> [Do this]:
Say only how many lines contain the word "engine".
**********
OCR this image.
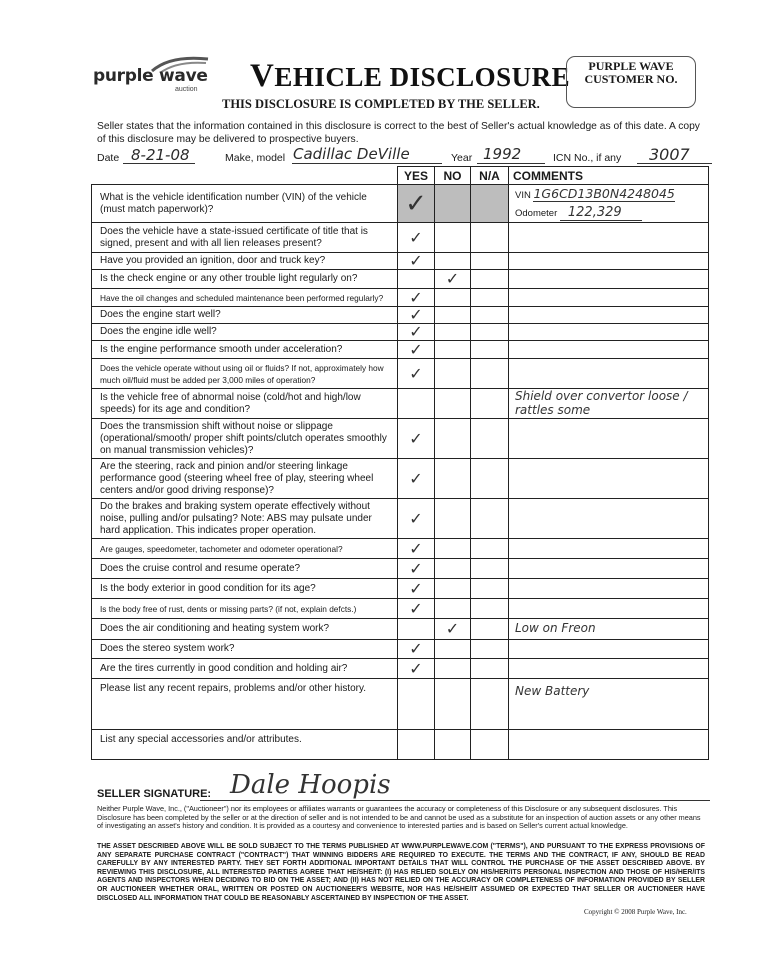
purple wave
auction VEHICLE DISCLOSURE
THIS DISCLOSURE IS COMPLETED BY THE SELLER.
PURPLE WAVE
CUSTOMER NO.
Seller states that the information contained in this disclosure is correct to the best of Seller's actual knowledge as of this date. A copy of this disclosure may be delivered to prospective buyers.
Date 8-21-08	Make, model Cadillac DeVille	Year 1992	ICN No., if any 3007
	YES	NO	N/A	COMMENTS
What is the vehicle identification number (VIN) of the vehicle (must match paperwork)?	✓			VIN 1G6CD13B0N4248045
Odometer 122,329

Does the vehicle have a state-issued certificate of title that is signed, present and with all lien releases present?	✓			

Have you provided an ignition, door and truck key?	✓			

Is the check engine or any other trouble light regularly on?		✓		

Have the oil changes and scheduled maintenance been performed regularly?	✓			

Does the engine start well?	✓			

Does the engine idle well?	✓			

Is the engine performance smooth under acceleration?	✓			

Does the vehicle operate without using oil or fluids? If not, approximately how much oil/fluid must be added per 3,000 miles of operation?	✓			

Is the vehicle free of abnormal noise (cold/hot and high/low speeds) for its age and condition?				Shield over convertor loose / rattles some
Does the transmission shift without noise or slippage (operational/smooth/ proper shift points/clutch operates smoothly on manual transmission vehicles)?	✓			

Are the steering, rack and pinion and/or steering linkage performance good (steering wheel free of play, steering wheel centers and/or good driving response)?	✓			

Do the brakes and braking system operate effectively without noise, pulling and/or pulsating? Note: ABS may pulsate under hard application. This indicates proper operation.	✓			

Are gauges, speedometer, tachometer and odometer operational?	✓			

Does the cruise control and resume operate?	✓			

Is the body exterior in good condition for its age?	✓			

Is the body free of rust, dents or missing parts? (if not, explain defcts.)	✓			

Does the air conditioning and heating system work?		✓		Low on Freon
Does the stereo system work?	✓			

Are the tires currently in good condition and holding air?	✓			

Please list any recent repairs, problems and/or other history.				New Battery
List any special accessories and/or attributes.				
SELLER SIGNATURE: Dale Hoopis
Neither Purple Wave, Inc., ("Auctioneer") nor its employees or affiliates warrants or guarantees the accuracy or completeness of this Disclosure or any subsequent disclosures. This Disclosure has been completed by the seller or at the direction of seller and is not intended to be and cannot be used as a substitute for an inspection of auction assets or any other means of investigating an asset's history and condition. It is provided as a courtesy and convenience to interested parties and is based on Seller's current actual knowledge.
THE ASSET DESCRIBED ABOVE WILL BE SOLD SUBJECT TO THE TERMS PUBLISHED AT WWW.PURPLEWAVE.COM ("TERMS"), AND PURSUANT TO THE EXPRESS PROVISIONS OF ANY SEPARATE PURCHASE CONTRACT ("CONTRACT") THAT WINNING BIDDERS ARE REQUIRED TO EXECUTE. THE TERMS AND THE CONTRACT, IF ANY, SHOULD BE READ CAREFULLY BY ANY INTERESTED PARTY. THEY SET FORTH ADDITIONAL IMPORTANT DETAILS THAT WILL CONTROL THE PURCHASE OF THE ASSET DESCRIBED ABOVE. BY REVIEWING THIS DISCLOSURE, ALL INTERESTED PARTIES AGREE THAT HE/SHE/IT: (I) HAS RELIED SOLELY ON HIS/HER/ITS PERSONAL INSPECTION AND THOSE OF HIS/HER/ITS AGENTS AND INSPECTORS WHEN DECIDING TO BID ON THE ASSET; AND (II) HAS NOT RELIED ON THE ACCURACY OR COMPLETENESS OF INFORMATION PROVIDED BY SELLER OR AUCTIONEER WHETHER ORAL, WRITTEN OR POSTED ON AUCTIONEER'S WEBSITE, NOR HAS HE/SHE/IT ASSUMED OR EXPECTED THAT SELLER OR AUCTIONEER HAVE DISCLOSED ALL INFORMATION THAT COULD BE REASONABLY ASCERTAINED BY INSPECTION OF THE ASSET.
Copyright © 2008 Purple Wave, Inc.
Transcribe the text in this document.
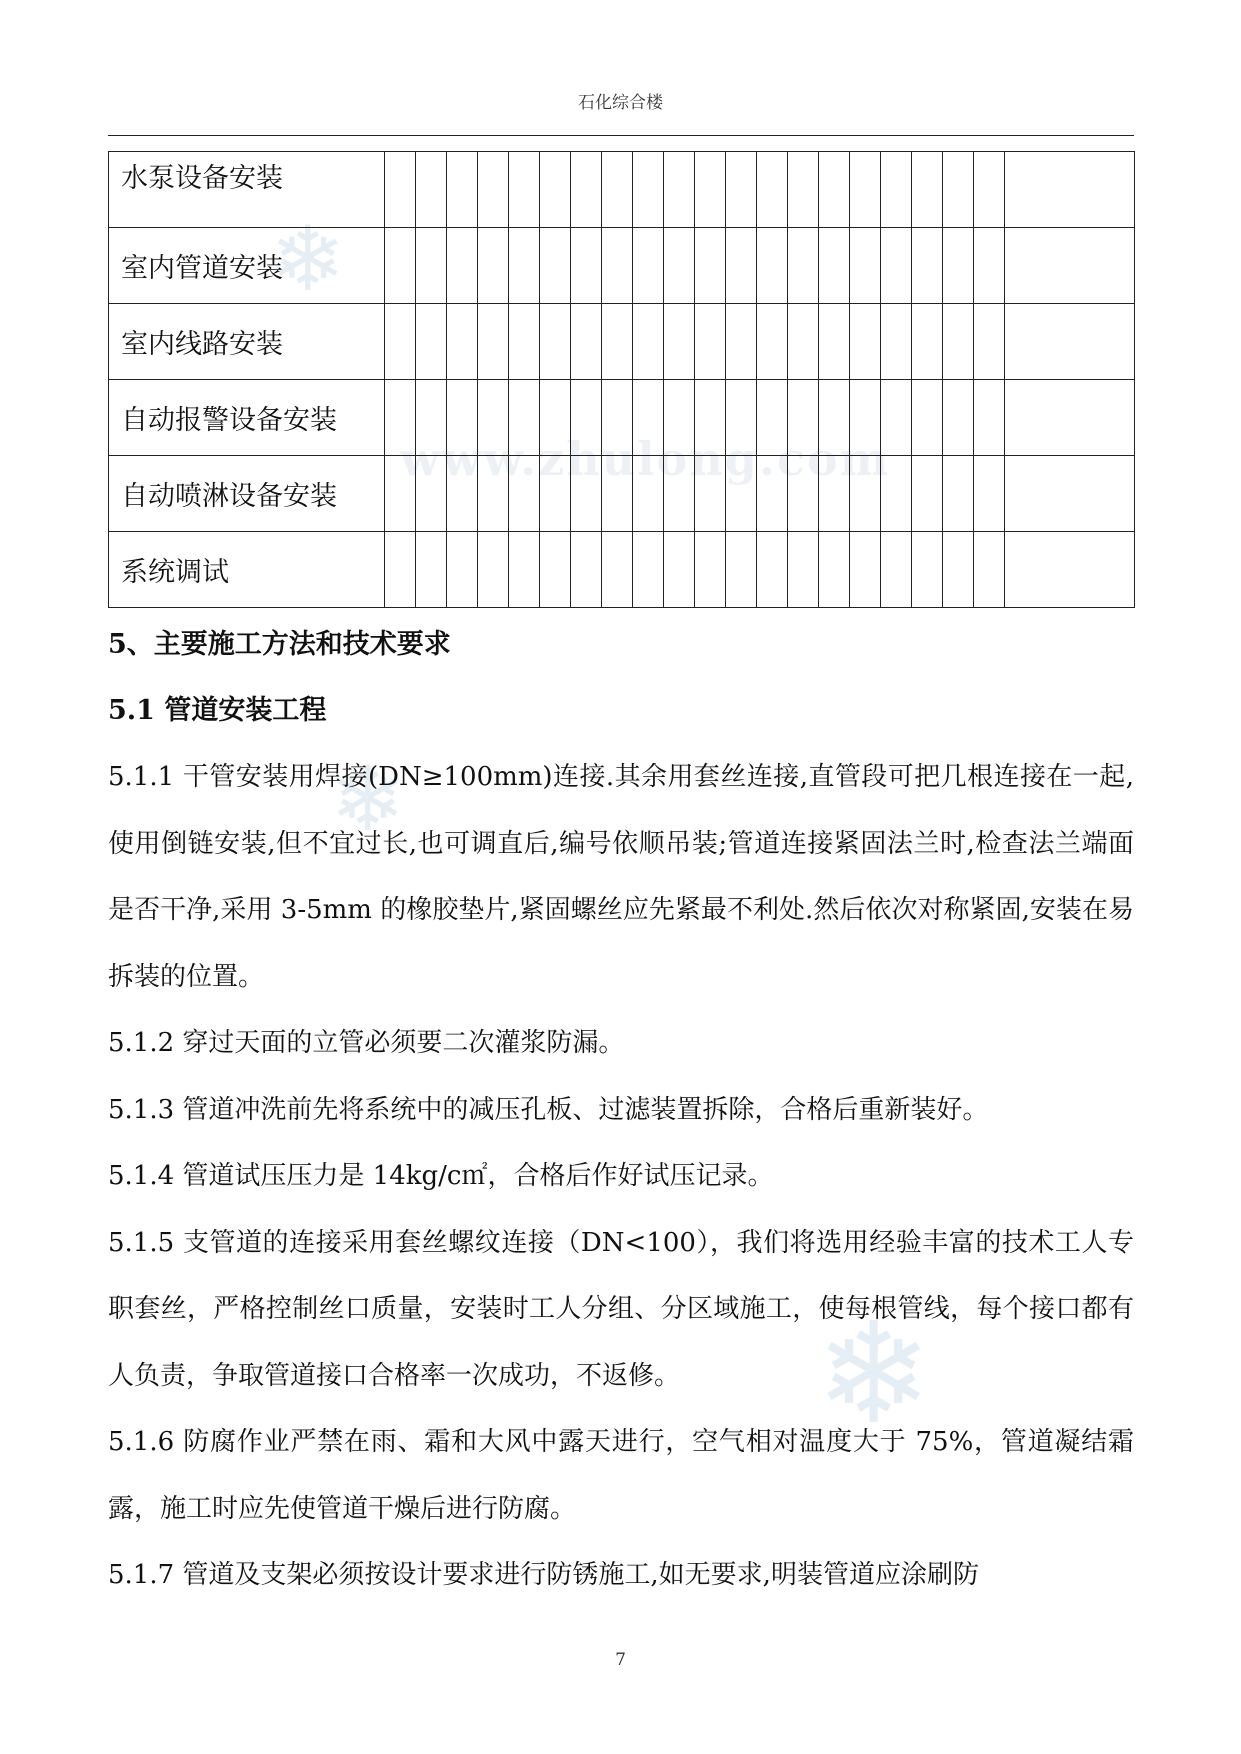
石化综合楼
www.zhulong.com
❄
❄
❄
水泵设备安装																					
室内管道安装																					
室内线路安装																					
自动报警设备安装																					
自动喷淋设备安装																					
系统调试																					
5、主要施工方法和技术要求
5.1 管道安装工程

5.1.1 干管安装用焊接(DN≥100mm)连接.其余用套丝连接,直管段可把几根连接在一起,使用倒链安装,但不宜过长,也可调直后,编号依顺吊装;管道连接紧固法兰时,检查法兰端面是否干净,采用 3-5mm 的橡胶垫片,紧固螺丝应先紧最不利处.然后依次对称紧固,安装在易拆装的位置。

5.1.2 穿过天面的立管必须要二次灌浆防漏。

5.1.3 管道冲洗前先将系统中的减压孔板、过滤装置拆除，合格后重新装好。

5.1.4 管道试压压力是 14kg/c㎡，合格后作好试压记录。

5.1.5 支管道的连接采用套丝螺纹连接（DN<100），我们将选用经验丰富的技术工人专职套丝，严格控制丝口质量，安装时工人分组、分区域施工，使每根管线，每个接口都有人负责，争取管道接口合格率一次成功，不返修。

5.1.6 防腐作业严禁在雨、霜和大风中露天进行，空气相对温度大于 75%，管道凝结霜露，施工时应先使管道干燥后进行防腐。

5.1.7 管道及支架必须按设计要求进行防锈施工,如无要求,明装管道应涂刷防

7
**********
> [Reply]:
4